→ **Problem to work on**
Where the line containing "Read all visible content and emit it as JSON." appears, begin retyping; continue exactly through the final line of the data. Omit every picture.

Collection entries:

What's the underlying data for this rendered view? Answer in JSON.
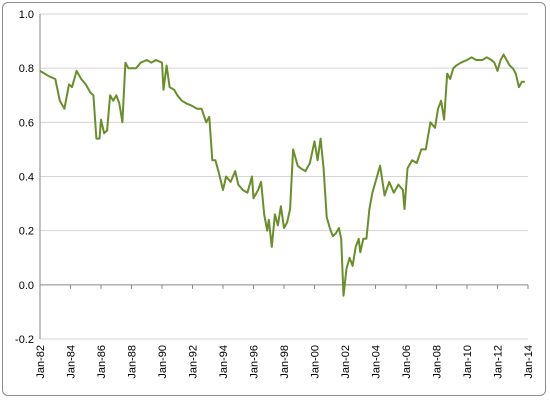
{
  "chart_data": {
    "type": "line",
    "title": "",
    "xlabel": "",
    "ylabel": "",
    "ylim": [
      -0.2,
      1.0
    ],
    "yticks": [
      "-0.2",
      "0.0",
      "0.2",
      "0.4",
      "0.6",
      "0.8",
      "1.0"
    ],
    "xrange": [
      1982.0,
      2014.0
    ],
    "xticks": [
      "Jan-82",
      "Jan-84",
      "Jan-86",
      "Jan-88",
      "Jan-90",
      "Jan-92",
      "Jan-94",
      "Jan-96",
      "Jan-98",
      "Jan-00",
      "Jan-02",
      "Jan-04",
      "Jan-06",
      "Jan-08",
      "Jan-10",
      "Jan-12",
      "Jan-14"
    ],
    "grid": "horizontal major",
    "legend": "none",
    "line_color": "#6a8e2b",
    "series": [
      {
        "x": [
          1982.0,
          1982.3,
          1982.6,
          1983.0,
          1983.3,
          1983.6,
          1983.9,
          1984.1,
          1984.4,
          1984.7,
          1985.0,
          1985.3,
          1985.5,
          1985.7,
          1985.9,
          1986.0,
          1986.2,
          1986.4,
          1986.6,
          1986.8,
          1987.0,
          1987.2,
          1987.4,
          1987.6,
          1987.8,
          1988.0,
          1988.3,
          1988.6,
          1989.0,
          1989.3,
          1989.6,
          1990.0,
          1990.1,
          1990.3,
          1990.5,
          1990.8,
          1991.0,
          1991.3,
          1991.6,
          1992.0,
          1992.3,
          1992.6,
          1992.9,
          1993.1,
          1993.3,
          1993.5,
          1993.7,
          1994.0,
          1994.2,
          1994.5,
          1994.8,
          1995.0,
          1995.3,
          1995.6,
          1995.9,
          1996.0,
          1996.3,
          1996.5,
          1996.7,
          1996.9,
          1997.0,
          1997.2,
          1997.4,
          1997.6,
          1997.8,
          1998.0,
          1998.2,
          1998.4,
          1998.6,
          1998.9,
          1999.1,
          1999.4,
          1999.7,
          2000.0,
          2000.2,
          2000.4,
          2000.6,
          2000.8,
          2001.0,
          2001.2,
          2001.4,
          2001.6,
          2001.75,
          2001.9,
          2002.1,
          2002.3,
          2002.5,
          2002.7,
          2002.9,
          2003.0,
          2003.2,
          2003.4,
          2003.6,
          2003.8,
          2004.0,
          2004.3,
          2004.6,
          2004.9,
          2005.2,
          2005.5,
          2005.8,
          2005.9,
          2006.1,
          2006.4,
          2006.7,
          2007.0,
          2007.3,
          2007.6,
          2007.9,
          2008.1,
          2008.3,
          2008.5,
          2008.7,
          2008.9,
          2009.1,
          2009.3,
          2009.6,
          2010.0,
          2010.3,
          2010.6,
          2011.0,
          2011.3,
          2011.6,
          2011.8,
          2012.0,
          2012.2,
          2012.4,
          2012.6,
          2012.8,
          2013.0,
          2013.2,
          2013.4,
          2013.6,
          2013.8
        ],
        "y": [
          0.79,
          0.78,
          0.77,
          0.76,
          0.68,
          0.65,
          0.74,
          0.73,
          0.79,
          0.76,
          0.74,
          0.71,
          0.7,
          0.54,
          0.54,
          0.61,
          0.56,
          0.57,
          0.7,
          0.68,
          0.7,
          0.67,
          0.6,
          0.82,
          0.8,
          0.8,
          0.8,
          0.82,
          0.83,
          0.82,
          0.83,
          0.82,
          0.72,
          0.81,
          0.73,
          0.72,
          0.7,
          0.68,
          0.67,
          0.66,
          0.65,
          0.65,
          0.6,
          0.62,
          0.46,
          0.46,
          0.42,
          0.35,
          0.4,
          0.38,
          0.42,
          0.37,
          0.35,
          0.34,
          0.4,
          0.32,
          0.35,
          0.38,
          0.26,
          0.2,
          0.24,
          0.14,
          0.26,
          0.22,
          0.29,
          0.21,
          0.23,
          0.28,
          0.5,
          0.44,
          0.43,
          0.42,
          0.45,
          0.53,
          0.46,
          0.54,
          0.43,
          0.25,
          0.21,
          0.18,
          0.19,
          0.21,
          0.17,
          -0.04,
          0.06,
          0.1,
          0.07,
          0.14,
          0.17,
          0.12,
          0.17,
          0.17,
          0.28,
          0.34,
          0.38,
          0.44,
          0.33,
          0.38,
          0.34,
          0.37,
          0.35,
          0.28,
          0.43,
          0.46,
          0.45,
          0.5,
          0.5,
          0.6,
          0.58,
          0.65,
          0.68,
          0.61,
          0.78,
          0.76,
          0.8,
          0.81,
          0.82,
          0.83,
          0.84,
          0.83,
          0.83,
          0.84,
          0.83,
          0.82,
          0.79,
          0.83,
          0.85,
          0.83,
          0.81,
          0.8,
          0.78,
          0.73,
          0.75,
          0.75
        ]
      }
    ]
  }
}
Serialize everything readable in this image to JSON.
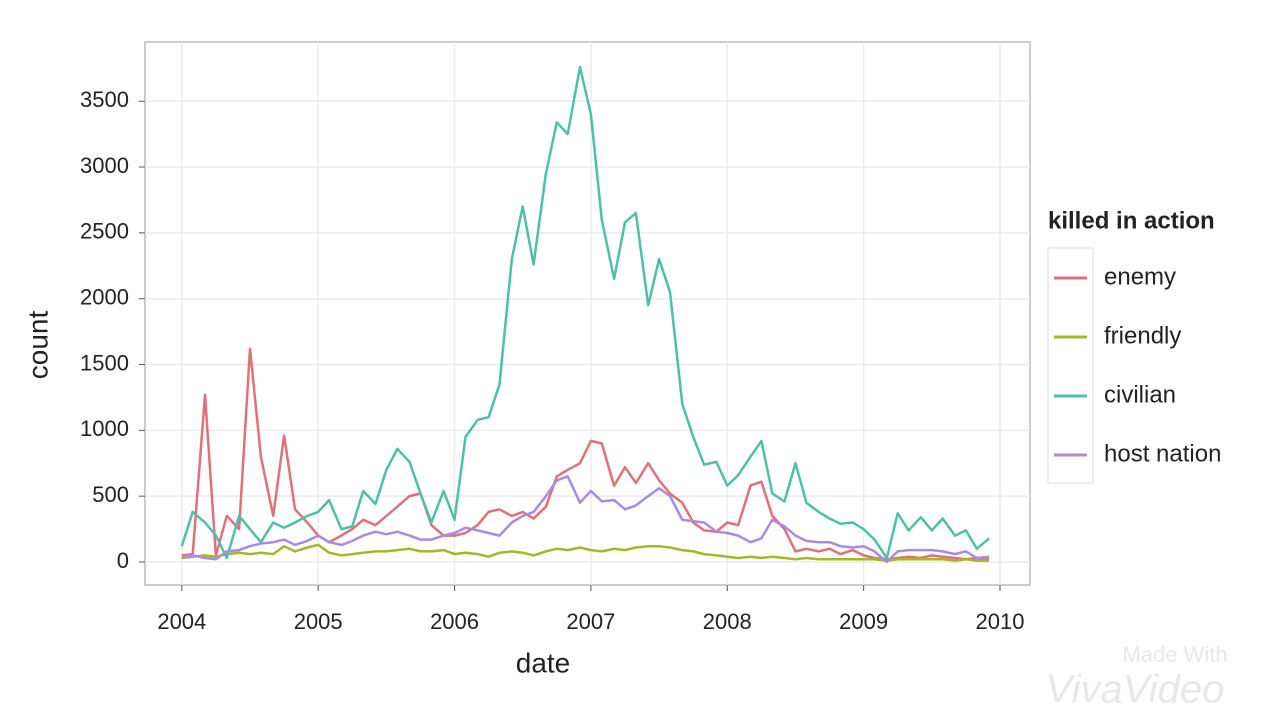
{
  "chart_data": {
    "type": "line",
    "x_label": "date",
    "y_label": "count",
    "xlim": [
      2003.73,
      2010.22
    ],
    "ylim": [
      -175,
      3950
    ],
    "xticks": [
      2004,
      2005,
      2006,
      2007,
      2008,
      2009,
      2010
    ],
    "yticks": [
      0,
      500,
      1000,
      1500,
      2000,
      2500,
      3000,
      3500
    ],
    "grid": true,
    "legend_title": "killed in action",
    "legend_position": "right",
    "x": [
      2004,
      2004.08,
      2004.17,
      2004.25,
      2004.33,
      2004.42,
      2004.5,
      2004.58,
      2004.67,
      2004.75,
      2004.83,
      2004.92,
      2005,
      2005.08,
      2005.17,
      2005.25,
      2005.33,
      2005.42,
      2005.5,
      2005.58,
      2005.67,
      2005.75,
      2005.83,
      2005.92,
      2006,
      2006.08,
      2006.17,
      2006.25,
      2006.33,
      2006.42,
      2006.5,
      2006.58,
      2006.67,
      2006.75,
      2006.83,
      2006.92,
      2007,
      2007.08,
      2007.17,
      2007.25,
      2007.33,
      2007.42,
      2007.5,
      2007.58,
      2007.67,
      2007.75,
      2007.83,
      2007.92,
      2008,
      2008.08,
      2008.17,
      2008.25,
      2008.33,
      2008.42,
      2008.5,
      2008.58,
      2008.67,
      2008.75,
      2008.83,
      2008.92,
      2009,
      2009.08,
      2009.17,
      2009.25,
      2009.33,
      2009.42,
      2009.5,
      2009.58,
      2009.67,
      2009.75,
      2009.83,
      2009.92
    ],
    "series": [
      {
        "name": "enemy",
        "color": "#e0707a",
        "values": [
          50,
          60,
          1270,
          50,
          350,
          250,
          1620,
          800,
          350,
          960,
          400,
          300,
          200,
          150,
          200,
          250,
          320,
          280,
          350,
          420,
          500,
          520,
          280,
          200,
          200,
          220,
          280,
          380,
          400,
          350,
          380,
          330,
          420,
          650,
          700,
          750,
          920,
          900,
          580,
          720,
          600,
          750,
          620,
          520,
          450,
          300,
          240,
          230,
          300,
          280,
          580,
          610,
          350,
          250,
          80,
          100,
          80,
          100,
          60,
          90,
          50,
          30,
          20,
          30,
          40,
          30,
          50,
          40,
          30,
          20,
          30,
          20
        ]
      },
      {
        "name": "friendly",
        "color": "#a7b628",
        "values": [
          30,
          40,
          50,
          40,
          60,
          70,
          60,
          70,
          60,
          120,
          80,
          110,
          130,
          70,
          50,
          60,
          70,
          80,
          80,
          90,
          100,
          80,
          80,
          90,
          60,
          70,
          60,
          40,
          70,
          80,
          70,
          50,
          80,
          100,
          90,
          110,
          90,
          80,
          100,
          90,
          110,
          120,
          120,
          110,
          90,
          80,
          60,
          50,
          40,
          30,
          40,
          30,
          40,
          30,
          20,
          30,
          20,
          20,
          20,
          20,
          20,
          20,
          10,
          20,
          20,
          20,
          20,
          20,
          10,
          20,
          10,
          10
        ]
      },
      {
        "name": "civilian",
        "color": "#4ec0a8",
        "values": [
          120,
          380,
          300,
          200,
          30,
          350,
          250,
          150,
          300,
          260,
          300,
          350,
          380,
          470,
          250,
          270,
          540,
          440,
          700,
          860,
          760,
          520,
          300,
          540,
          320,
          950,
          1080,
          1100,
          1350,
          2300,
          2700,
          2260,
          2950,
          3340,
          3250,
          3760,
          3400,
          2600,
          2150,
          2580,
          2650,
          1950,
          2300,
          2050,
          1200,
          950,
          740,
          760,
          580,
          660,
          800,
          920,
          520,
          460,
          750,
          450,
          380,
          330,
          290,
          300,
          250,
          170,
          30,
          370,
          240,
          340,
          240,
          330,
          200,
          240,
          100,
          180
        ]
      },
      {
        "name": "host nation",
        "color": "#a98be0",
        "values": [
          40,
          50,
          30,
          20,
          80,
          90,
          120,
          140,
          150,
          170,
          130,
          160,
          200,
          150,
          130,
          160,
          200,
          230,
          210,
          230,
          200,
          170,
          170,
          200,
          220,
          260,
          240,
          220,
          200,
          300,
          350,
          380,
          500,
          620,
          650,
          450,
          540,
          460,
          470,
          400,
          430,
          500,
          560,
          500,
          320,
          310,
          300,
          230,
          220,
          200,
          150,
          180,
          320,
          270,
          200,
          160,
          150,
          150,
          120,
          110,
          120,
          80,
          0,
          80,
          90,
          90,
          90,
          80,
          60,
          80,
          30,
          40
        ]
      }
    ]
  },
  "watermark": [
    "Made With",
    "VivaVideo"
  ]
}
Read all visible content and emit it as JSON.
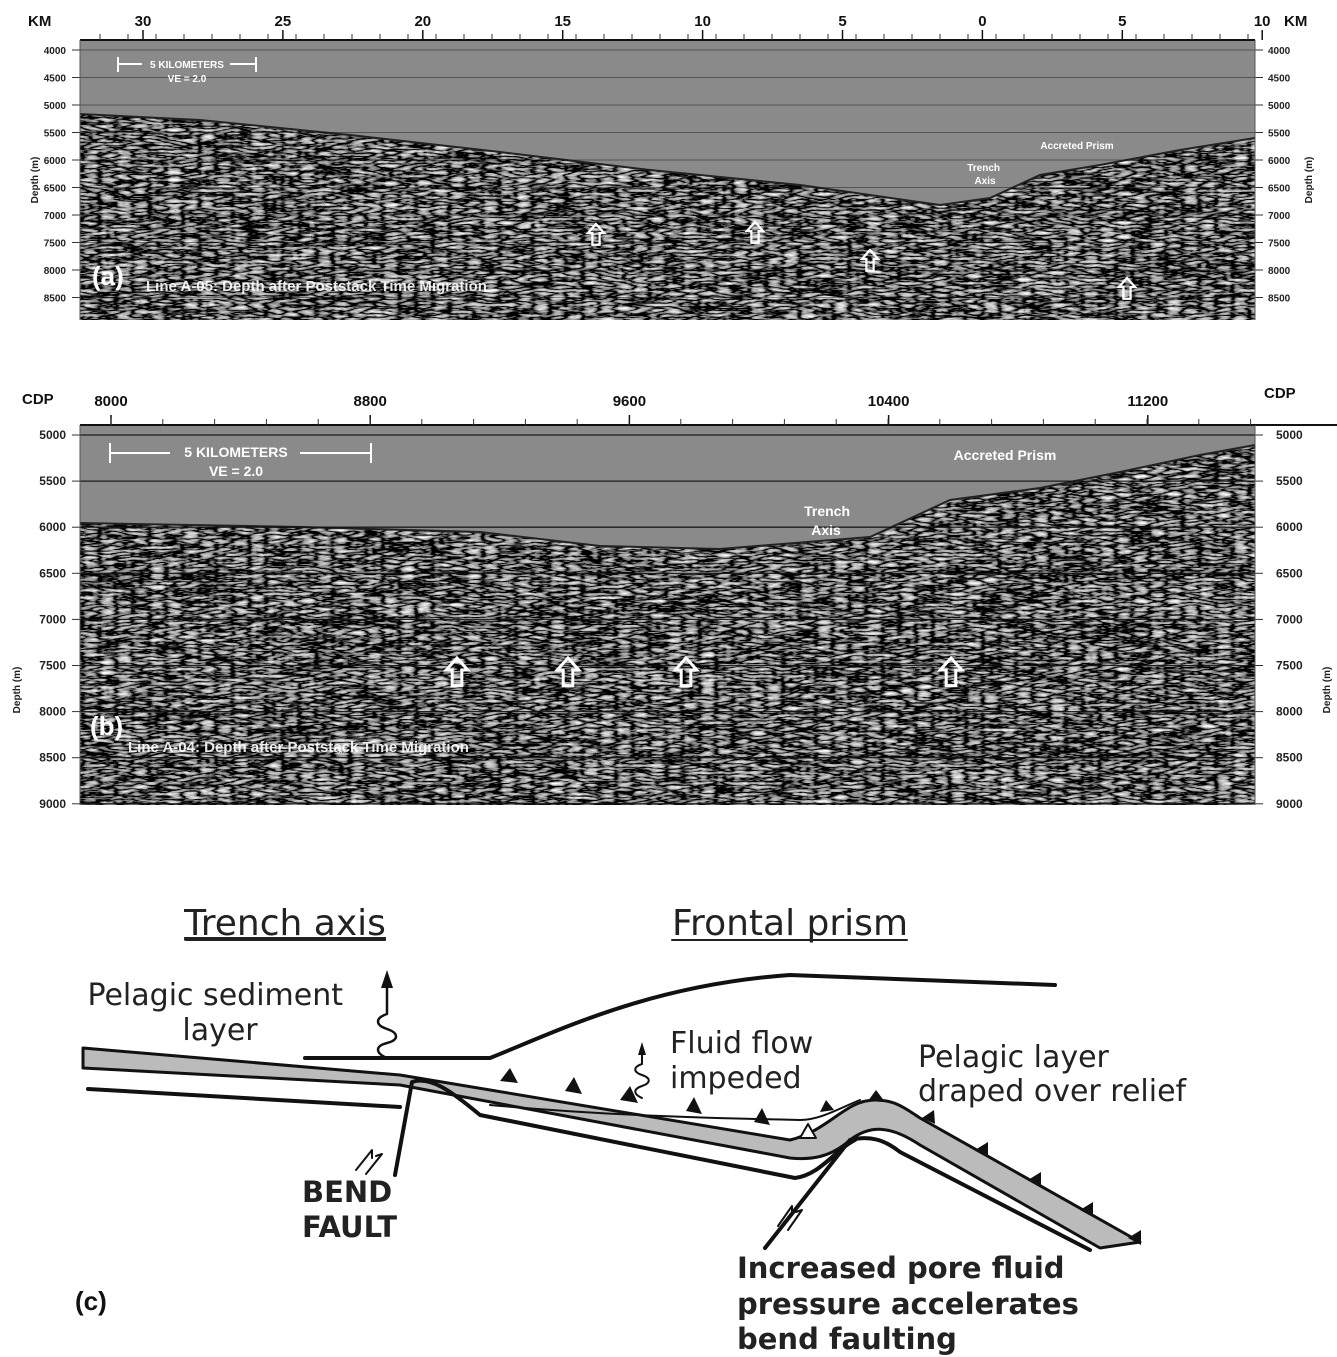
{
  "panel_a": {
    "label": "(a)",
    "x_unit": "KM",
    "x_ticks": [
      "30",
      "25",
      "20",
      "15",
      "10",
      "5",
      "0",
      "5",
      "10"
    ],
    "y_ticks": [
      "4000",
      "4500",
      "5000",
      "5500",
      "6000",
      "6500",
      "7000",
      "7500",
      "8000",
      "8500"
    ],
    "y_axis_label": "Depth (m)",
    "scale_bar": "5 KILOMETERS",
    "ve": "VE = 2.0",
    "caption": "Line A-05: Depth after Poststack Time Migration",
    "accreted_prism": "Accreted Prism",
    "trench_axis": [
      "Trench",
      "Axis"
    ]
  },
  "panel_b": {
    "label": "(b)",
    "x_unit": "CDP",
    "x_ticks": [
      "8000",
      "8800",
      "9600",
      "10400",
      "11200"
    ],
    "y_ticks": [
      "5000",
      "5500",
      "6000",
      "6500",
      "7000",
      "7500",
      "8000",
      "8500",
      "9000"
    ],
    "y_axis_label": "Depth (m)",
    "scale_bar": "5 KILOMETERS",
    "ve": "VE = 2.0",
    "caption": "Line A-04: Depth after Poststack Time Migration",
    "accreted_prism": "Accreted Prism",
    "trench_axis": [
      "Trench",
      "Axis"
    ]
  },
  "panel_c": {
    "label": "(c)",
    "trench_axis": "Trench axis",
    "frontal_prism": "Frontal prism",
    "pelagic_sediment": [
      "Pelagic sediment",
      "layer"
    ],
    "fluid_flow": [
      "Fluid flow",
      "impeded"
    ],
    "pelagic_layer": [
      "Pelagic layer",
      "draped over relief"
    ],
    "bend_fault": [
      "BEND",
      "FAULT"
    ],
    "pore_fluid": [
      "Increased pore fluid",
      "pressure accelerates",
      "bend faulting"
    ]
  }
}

→ **Exercise answer**
Read all visible content and emit it as JSON.
{
  "panel_a": {
    "label": "(a)",
    "x_unit": "KM",
    "x_ticks": [
      "30",
      "25",
      "20",
      "15",
      "10",
      "5",
      "0",
      "5",
      "10"
    ],
    "y_ticks": [
      "4000",
      "4500",
      "5000",
      "5500",
      "6000",
      "6500",
      "7000",
      "7500",
      "8000",
      "8500"
    ],
    "y_axis_label": "Depth (m)",
    "scale_bar": "5 KILOMETERS",
    "ve": "VE = 2.0",
    "caption": "Line A-05: Depth after Poststack Time Migration",
    "accreted_prism": "Accreted Prism",
    "trench_axis": [
      "Trench",
      "Axis"
    ]
  },
  "panel_b": {
    "label": "(b)",
    "x_unit": "CDP",
    "x_ticks": [
      "8000",
      "8800",
      "9600",
      "10400",
      "11200"
    ],
    "y_ticks": [
      "5000",
      "5500",
      "6000",
      "6500",
      "7000",
      "7500",
      "8000",
      "8500",
      "9000"
    ],
    "y_axis_label": "Depth (m)",
    "scale_bar": "5 KILOMETERS",
    "ve": "VE = 2.0",
    "caption": "Line A-04: Depth after Poststack Time Migration",
    "accreted_prism": "Accreted Prism",
    "trench_axis": [
      "Trench",
      "Axis"
    ]
  },
  "panel_c": {
    "label": "(c)",
    "trench_axis": "Trench axis",
    "frontal_prism": "Frontal prism",
    "pelagic_sediment": [
      "Pelagic sediment",
      "layer"
    ],
    "fluid_flow": [
      "Fluid flow",
      "impeded"
    ],
    "pelagic_layer": [
      "Pelagic layer",
      "draped over relief"
    ],
    "bend_fault": [
      "BEND",
      "FAULT"
    ],
    "pore_fluid": [
      "Increased pore fluid",
      "pressure accelerates",
      "bend faulting"
    ]
  }
}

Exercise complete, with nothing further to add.